* Short problem *
In the lines below, find how many contain the word "JSON" and report that figure alone.

Source data
+---+

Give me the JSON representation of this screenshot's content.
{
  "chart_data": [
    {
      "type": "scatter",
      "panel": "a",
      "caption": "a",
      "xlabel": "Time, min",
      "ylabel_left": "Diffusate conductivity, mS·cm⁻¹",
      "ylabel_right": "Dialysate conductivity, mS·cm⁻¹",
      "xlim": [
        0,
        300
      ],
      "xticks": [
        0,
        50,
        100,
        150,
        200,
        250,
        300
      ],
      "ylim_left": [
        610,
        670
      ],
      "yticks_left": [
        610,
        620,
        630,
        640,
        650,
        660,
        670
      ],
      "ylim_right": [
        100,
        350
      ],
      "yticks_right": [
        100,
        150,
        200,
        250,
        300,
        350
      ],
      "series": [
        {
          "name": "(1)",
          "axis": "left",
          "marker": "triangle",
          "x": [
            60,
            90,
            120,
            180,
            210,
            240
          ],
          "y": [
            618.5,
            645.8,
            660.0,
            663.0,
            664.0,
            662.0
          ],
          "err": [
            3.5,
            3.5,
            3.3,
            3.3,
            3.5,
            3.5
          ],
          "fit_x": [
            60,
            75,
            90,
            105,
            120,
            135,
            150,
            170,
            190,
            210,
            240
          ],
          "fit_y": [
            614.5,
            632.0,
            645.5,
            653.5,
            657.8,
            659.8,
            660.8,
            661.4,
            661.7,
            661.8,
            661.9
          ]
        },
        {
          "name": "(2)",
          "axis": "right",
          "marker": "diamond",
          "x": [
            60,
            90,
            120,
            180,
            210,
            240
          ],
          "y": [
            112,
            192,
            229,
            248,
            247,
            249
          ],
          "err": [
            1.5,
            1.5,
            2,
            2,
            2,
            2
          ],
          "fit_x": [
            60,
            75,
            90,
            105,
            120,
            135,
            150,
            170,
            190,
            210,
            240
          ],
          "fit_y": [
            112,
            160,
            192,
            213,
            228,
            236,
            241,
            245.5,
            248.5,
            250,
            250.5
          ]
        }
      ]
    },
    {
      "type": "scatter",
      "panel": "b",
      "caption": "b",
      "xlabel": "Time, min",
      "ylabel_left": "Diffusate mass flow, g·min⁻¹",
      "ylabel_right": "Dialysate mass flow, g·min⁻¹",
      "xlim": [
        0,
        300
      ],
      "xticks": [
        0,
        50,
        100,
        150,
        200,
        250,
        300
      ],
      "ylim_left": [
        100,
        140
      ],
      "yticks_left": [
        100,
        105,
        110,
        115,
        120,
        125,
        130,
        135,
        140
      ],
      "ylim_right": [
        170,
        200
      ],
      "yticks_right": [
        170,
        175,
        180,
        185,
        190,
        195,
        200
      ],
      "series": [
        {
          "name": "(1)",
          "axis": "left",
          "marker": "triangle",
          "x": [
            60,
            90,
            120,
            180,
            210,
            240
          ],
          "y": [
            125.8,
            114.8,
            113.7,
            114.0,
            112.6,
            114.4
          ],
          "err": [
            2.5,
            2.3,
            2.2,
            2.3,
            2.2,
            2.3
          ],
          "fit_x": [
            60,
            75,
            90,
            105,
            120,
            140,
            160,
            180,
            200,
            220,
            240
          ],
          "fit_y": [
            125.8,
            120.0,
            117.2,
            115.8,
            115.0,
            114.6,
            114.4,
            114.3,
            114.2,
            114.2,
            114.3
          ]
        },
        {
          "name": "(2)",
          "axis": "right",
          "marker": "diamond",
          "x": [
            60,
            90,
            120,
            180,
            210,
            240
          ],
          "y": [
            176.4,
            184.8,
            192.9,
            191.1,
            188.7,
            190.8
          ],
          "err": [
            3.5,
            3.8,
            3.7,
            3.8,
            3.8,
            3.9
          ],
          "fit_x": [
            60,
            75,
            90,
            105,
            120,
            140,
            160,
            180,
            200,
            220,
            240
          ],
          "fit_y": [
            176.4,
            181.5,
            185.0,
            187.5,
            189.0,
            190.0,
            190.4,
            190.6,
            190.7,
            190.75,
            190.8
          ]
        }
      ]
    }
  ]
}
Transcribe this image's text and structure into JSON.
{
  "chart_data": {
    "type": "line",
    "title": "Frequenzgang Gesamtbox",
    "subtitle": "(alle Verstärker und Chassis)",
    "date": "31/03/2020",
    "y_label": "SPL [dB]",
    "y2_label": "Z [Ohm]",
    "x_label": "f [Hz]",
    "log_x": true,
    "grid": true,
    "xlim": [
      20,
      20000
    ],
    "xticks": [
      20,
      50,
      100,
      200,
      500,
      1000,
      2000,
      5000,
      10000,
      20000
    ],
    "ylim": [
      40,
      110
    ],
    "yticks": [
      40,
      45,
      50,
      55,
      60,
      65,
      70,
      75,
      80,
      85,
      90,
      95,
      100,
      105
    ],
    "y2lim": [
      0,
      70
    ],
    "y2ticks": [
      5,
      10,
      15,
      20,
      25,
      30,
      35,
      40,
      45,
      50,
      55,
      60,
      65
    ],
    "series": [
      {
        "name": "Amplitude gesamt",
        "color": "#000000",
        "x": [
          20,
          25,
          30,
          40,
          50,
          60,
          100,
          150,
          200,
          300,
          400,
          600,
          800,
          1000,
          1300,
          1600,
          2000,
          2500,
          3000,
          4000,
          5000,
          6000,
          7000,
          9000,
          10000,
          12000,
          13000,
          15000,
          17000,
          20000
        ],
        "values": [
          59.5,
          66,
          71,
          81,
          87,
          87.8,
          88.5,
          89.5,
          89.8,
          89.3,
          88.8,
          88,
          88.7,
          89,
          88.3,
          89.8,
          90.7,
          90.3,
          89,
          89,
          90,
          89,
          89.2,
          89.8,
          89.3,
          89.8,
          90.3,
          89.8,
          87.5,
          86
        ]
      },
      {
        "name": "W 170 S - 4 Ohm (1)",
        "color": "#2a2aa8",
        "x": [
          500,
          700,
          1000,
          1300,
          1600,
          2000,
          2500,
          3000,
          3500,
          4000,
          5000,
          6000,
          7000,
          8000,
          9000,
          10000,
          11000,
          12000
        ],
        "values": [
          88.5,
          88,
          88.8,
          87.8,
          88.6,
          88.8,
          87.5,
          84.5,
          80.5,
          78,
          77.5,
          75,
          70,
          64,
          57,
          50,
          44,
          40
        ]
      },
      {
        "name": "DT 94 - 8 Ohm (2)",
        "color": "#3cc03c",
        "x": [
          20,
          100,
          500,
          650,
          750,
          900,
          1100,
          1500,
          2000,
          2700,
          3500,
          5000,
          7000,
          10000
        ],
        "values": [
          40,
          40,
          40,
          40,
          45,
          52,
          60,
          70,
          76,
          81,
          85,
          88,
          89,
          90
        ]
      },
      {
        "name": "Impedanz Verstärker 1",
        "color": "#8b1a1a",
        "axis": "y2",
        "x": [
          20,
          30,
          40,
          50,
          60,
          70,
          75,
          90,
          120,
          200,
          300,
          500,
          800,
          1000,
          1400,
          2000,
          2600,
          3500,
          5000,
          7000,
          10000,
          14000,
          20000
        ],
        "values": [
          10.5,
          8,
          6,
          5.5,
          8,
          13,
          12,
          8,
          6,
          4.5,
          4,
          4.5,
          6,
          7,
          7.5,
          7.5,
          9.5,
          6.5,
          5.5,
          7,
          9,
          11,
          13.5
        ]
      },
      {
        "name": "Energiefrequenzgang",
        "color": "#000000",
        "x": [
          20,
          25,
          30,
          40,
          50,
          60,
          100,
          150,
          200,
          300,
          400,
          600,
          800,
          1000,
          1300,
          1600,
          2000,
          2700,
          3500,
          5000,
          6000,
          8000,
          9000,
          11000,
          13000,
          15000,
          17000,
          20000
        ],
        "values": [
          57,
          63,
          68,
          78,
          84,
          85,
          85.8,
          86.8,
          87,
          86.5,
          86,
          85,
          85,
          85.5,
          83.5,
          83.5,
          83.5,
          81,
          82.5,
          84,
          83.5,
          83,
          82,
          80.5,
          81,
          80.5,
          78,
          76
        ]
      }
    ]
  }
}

+---+

* Complete response *
2